■ Work request 1 ■
In the excerpt on calcinosis in a monkey, condense the paragraph beginning "Calcinosis circumscripta treatment includes" into a short bulleted list that keeps its main facts.
■ Work request 2 ■
According to the excerpt on calcinosis in a monkey, on what date were the third and fourth digits of the right foot amputated?
■ Work request 3 ■
Transcribe the stretch of the excerpt on calcinosis in a monkey from "Calcinosis circumscripta treatment" through "occur (Valdatta et al. 2003).".

The monkey in this case had clinical chemistry values that were within normal limits, and the lesion was restricted to the feet without involvement of any other organs. The detailed history of the feet lesion in this female monkey who was born in 2002 was as follows: multiple swellings (½-1 cm in size) were found on the dorsal surface of the right foot on July 30, 2007. On August 1, 2007, multiple raised, round, soft to firm nodules (3-5 mm in size) were noted on the right foot dorsal aspect. On August 24, 2007, the animal exhibited bearing weight on the affected foot, and surgical amputation was recommended by the supervising veterinarian. Surgical amputation of the third and fourth digit of the right foot was performed on September 6, 2007, and all small pockets of caseous lesions were curetted. The surgical site on the right foot appeared to have healed well by October 14, 2007. A small (3-mm), firm, raised mass was noted in the left foot between the third and fourth digits on September 12, 2007. At the time of necropsy on February 28, 2008, a mass (1.5 × 1 × 1 cm) was noted on the right footpad with missing number 3 and 4 digits. In addition, a mass (0.5 × 0.5 × 0.5 cm) was noted on the left foot. Therefore, the calcification in this monkey was characterized as dystrophic (i.e., related to feet trauma). Von Kossa and Alizarin red S stains have been used to detect calcium deposition (Marcos et al. 2006). The granular basophilic material had strong histochemical reactivity to both Von Kossa and Alizarin red S stains, which confirms the calcareous nature of the material. The location of these nodules in the monkey in this case and the microscopic, histochemical, and immunohistochemical features have similarities to calcinosis circumscripta reported in other species (dogs, cats, horses, cows, buffalo, rabbits, turtles, and captive sitatunga).
Calcinosis circumscripta treatment includes medical or surgical therapies (Mendoza, Lavery, and Adam 1990; Valdatta et al. 2003). Medical therapy may not be effective, and surgical excision has shown to be beneficial to relieve the symptoms in humans. Therapies in human medicine include intralesional corticosteroid injection, magnesium or aluminum hydroxide, etidronate disodium, and bisphosphonates (Valdatta et al. 2003). In veterinary medicine, complete resolution has been reported following surgical excision of the lesion (Davidson et al. 1998). However, recurrence of these lesions may occur (Valdatta et al. 2003).

■ Information ■
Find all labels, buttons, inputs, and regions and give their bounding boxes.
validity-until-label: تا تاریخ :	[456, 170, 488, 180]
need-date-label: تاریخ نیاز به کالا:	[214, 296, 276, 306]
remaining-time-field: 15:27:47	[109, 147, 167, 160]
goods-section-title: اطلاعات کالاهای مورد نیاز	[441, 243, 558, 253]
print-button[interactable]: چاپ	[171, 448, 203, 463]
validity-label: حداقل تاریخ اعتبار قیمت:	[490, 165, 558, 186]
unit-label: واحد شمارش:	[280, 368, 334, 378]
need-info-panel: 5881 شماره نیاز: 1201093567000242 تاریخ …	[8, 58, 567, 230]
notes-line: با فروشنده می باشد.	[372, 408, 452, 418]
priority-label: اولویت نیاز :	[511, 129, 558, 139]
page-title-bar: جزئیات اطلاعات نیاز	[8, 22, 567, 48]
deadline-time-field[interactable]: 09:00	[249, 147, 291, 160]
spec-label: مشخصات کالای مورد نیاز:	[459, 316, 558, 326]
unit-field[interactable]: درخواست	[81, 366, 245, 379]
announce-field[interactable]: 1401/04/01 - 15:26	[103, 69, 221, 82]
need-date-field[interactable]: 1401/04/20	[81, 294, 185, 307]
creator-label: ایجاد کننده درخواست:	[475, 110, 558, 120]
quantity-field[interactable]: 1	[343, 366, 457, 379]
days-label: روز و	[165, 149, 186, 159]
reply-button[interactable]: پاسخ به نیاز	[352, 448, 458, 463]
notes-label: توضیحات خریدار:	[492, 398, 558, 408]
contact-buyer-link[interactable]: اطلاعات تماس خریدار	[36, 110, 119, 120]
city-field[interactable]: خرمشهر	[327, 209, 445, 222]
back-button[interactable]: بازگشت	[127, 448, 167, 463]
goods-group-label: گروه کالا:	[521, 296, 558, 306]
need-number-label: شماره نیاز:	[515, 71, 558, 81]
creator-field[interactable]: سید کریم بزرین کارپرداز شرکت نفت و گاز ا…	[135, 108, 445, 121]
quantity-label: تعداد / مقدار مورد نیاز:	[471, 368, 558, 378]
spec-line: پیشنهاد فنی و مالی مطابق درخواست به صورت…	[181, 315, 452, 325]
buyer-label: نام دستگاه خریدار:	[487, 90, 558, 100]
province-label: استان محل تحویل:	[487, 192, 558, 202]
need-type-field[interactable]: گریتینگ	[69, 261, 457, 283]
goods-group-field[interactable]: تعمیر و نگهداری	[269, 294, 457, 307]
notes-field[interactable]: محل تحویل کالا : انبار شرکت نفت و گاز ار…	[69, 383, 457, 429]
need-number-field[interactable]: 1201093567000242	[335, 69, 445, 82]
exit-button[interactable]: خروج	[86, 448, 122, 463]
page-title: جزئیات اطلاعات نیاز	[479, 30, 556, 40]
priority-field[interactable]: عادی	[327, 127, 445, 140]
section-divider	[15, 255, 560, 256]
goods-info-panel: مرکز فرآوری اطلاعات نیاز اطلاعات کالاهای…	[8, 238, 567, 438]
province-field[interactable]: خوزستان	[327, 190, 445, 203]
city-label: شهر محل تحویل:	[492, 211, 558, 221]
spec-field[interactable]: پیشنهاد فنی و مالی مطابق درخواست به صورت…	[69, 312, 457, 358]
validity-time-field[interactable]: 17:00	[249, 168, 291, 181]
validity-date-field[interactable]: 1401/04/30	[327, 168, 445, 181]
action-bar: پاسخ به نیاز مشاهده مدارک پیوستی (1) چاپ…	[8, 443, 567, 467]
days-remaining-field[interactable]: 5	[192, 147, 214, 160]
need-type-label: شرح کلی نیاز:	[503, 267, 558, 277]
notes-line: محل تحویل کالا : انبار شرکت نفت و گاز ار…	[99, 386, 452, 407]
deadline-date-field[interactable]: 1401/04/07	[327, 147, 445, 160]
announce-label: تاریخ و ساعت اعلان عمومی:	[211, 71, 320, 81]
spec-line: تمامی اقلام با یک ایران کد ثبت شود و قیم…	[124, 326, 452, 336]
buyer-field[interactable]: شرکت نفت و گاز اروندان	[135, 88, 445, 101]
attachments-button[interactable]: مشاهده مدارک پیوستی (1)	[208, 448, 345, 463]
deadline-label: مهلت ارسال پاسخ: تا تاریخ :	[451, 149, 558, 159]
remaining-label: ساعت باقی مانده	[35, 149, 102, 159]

■ Worked solution 1 ■
- Treatment is either medical or surgical.
- Medical therapy may not be effective. Surgical excision has relieved symptoms in humans.
- Human therapies include intralesional corticosteroid injection, magnesium or aluminum hydroxide, etidronate disodium, and bisphosphonates.
- In veterinary medicine, complete resolution has been reported after surgical excision.
- The lesions may recur.

■ Worked solution 2 ■
September 6, 2007.

■ Worked solution 3 ■
Calcinosis circumscripta treatment includes medical or surgical therapies (Mendoza, Lavery, and Adam 1990; Valdatta et al. 2003). Medical therapy may not be effective, and surgical excision has shown to be beneficial to relieve the symptoms in humans. Therapies in human medicine include intralesional corticosteroid injection, magnesium or aluminum hydroxide, etidronate disodium, and bisphosphonates (Valdatta et al. 2003). In veterinary medicine, complete resolution has been reported following surgical excision of the lesion (Davidson et al. 1998). However, recurrence of these lesions may occur (Valdatta et al. 2003).